■ **Input records**:
================

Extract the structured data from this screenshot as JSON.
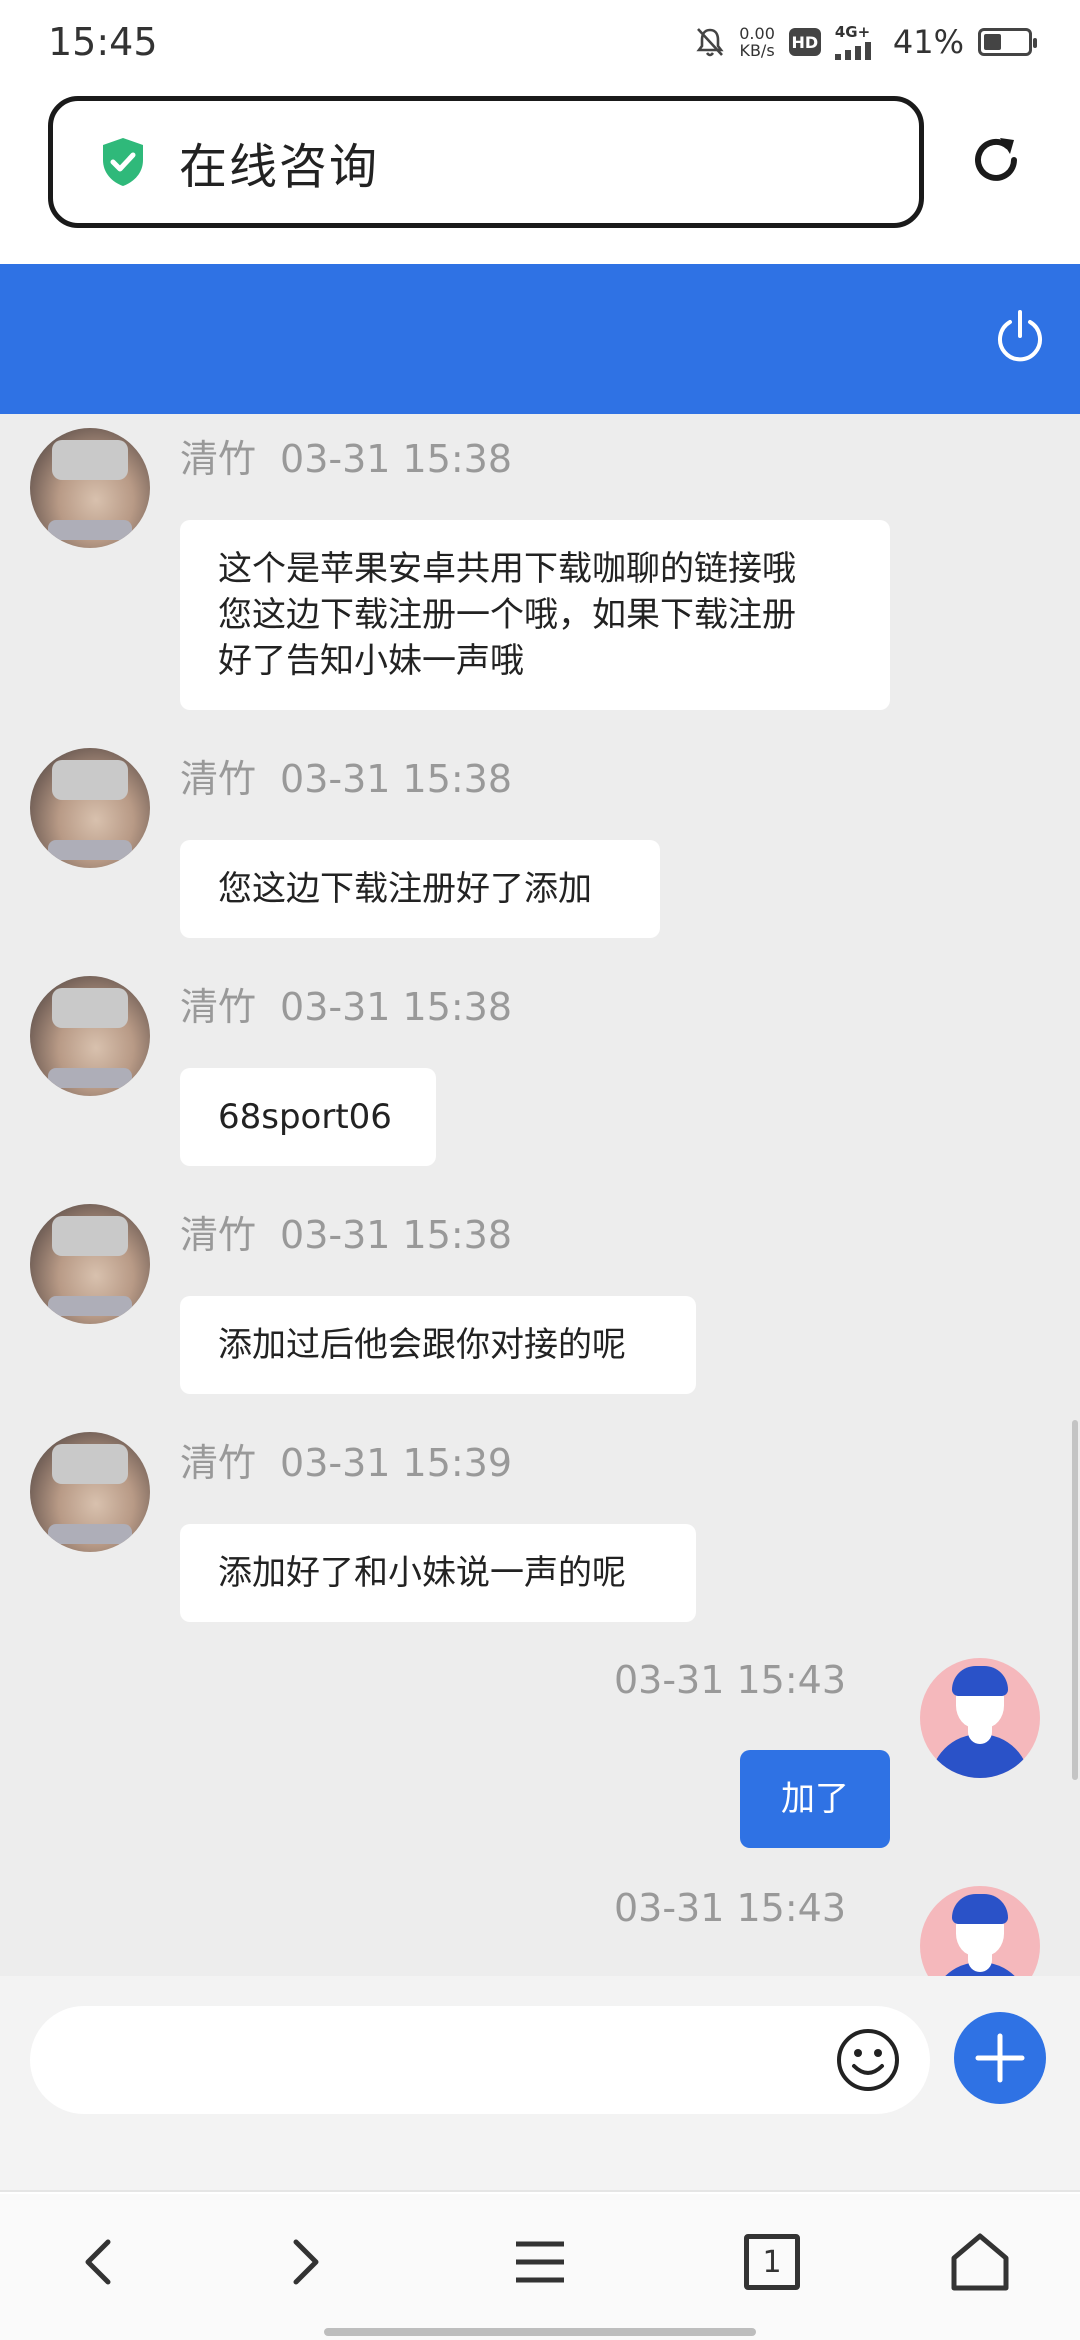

================

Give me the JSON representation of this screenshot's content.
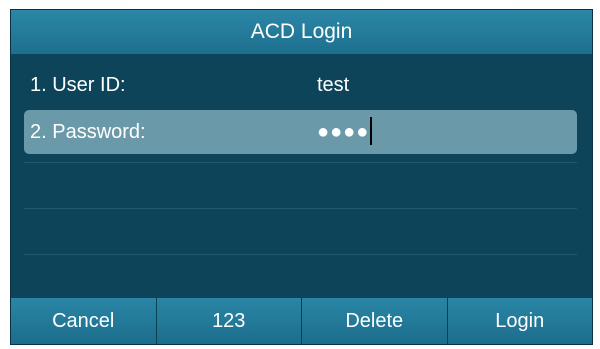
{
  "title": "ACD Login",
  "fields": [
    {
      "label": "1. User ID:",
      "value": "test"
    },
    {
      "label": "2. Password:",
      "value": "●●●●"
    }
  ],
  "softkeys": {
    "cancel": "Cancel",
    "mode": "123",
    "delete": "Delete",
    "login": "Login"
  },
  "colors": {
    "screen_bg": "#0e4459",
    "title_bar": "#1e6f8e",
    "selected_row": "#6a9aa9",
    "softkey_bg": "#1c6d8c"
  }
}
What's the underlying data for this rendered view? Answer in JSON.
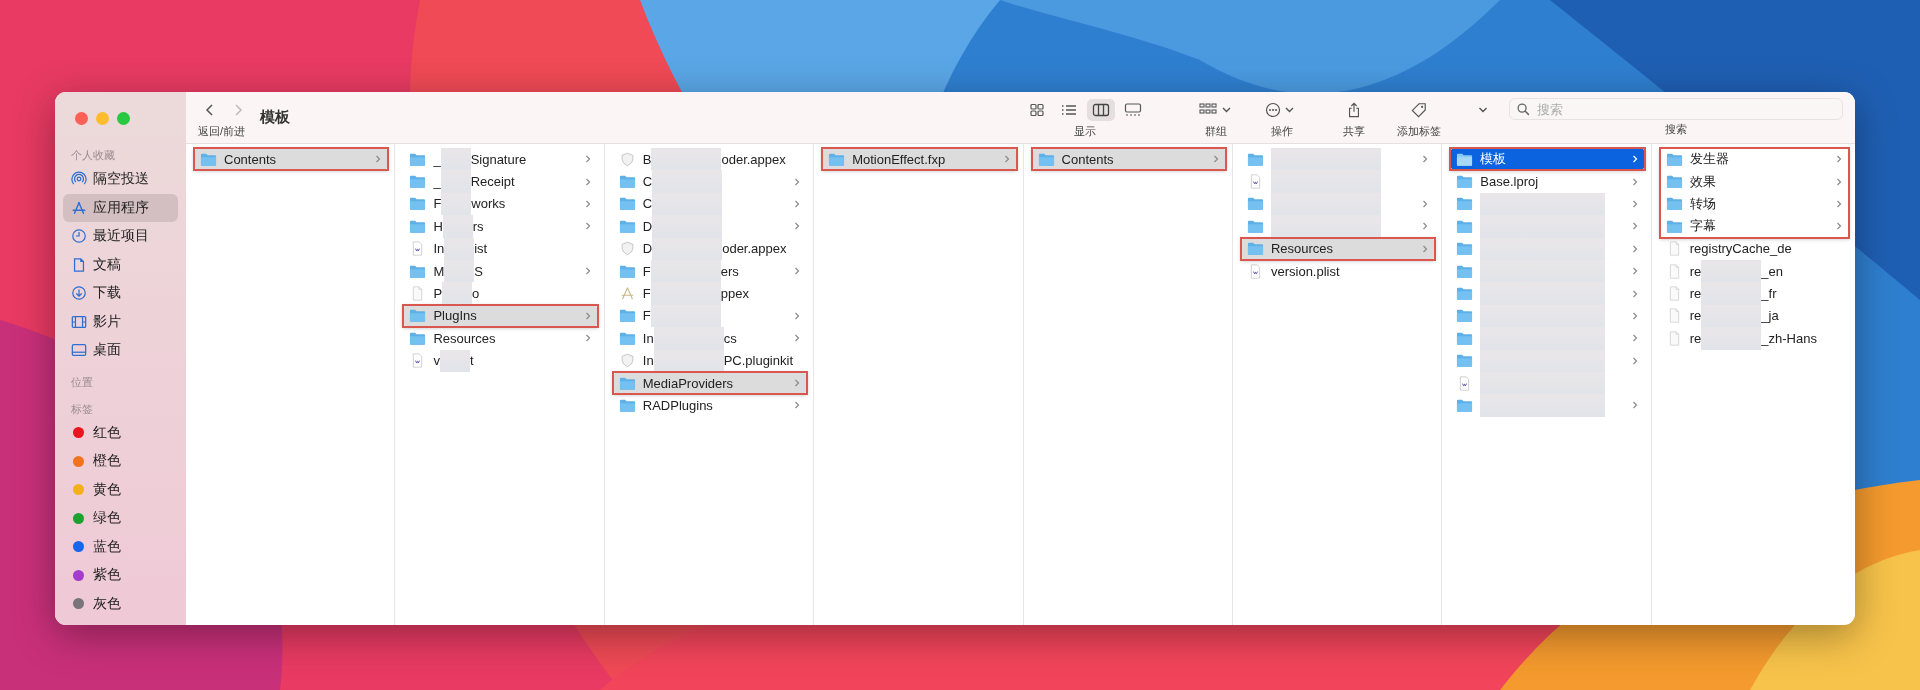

================

■ **Aim of the task**: Pick out every line with the string "data" and copy it.

■ **The result**:
Extract the structured data from this screenshot as JSON.
What's the underlying data for this rendered view? Answer in JSON.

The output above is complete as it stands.